(Description of the task) Copy each line below that contains "data".

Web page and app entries

* * *

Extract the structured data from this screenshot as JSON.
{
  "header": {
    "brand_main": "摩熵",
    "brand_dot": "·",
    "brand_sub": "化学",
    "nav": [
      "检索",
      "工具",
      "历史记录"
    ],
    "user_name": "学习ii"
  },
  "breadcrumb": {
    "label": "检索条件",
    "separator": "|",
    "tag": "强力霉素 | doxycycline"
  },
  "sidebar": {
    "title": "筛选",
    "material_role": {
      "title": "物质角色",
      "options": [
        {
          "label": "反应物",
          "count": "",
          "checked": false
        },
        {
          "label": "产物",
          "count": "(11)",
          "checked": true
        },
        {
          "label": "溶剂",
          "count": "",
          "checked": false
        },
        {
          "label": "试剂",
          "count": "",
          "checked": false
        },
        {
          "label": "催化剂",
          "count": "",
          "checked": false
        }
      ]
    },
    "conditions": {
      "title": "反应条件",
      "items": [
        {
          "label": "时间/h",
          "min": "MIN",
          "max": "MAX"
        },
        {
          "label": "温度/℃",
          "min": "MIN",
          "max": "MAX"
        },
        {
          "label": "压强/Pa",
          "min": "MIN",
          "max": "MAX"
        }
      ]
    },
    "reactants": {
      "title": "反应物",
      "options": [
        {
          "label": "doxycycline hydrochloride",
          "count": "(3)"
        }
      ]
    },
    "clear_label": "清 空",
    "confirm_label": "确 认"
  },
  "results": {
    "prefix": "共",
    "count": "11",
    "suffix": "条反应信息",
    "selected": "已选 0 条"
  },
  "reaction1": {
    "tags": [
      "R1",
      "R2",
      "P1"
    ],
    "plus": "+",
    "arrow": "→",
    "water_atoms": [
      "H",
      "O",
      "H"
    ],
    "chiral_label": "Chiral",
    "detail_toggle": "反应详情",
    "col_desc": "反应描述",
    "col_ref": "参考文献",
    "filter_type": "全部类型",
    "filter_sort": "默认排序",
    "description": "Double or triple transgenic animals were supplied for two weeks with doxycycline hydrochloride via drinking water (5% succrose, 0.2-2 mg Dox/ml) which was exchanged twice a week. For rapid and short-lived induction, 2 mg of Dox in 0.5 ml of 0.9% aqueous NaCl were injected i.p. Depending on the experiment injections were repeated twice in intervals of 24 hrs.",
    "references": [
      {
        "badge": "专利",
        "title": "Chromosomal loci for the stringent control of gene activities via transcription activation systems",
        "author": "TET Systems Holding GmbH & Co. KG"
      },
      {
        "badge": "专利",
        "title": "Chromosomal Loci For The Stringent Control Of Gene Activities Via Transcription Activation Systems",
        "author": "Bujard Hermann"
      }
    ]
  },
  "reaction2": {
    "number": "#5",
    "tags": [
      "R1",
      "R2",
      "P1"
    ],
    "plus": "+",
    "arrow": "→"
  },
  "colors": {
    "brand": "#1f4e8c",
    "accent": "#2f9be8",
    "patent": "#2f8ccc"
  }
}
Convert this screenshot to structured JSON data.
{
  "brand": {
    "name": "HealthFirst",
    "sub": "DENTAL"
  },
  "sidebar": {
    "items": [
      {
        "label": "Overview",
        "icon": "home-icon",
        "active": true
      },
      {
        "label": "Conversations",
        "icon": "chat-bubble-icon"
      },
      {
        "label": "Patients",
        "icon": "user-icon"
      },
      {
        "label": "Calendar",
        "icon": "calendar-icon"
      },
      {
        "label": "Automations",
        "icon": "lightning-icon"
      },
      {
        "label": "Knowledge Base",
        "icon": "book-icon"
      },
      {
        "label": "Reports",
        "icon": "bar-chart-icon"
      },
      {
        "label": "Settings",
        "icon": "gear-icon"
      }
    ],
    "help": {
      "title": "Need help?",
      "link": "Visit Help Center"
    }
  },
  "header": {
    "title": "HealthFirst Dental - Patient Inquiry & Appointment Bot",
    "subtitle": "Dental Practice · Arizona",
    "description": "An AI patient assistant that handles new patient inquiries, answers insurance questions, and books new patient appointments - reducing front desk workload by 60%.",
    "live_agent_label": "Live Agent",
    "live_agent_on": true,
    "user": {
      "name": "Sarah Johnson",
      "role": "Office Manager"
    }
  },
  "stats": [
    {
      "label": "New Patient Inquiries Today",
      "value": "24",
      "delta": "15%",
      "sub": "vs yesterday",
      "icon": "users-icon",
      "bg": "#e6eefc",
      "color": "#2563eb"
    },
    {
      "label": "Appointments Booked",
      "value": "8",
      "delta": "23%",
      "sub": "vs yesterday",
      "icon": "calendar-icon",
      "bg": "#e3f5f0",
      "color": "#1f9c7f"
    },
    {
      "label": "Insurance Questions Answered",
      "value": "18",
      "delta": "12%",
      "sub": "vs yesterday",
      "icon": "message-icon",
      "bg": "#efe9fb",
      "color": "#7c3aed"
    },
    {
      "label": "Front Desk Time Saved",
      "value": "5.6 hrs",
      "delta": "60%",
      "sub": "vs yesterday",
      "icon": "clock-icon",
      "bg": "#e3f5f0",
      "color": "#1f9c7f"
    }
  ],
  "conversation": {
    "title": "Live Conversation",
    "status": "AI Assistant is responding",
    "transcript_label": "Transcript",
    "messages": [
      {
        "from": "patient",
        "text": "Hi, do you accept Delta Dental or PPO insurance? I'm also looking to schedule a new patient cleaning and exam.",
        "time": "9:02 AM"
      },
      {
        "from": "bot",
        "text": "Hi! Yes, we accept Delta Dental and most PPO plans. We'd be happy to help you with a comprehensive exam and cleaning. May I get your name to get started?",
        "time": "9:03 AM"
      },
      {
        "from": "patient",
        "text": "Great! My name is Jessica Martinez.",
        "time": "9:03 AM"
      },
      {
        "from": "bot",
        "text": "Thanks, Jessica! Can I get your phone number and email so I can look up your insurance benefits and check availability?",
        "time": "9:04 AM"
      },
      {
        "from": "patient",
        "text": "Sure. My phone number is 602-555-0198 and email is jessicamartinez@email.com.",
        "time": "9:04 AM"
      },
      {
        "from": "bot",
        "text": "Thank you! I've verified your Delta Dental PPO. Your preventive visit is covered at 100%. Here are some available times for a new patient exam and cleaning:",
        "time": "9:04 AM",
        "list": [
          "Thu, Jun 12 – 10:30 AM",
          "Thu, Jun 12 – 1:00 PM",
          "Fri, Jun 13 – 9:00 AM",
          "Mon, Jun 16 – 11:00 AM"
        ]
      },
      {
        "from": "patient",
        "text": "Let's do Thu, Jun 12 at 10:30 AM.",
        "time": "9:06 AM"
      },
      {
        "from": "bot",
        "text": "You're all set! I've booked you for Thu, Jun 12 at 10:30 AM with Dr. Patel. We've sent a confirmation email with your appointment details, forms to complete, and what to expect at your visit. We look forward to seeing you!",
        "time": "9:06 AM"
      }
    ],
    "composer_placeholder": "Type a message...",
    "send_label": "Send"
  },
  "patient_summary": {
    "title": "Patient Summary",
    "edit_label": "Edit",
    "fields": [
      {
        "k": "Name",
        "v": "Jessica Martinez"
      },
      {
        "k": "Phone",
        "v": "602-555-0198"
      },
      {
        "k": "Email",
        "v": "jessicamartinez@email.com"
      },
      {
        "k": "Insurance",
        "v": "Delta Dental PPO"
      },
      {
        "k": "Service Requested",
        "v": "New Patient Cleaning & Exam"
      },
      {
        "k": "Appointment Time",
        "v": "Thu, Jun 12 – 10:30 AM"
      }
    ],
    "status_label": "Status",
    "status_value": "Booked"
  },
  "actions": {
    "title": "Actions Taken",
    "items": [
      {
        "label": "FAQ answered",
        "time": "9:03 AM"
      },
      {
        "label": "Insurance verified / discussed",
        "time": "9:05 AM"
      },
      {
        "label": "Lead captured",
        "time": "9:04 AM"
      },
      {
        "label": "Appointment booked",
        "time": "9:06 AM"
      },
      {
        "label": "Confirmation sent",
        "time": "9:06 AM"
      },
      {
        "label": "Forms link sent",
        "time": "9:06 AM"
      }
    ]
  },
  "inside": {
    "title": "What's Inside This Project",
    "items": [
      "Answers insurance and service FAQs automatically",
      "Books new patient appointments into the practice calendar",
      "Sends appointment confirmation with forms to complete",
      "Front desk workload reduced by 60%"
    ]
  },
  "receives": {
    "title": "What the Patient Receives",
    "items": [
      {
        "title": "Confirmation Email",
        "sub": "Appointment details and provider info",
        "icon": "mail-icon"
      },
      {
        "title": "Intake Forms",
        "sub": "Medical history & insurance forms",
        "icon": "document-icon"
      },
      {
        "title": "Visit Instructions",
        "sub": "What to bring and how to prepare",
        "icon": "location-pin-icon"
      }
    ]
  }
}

* * *

(Written solution)
Extract the structured data from this screenshot as JSON.
Convert this screenshot to structured JSON data.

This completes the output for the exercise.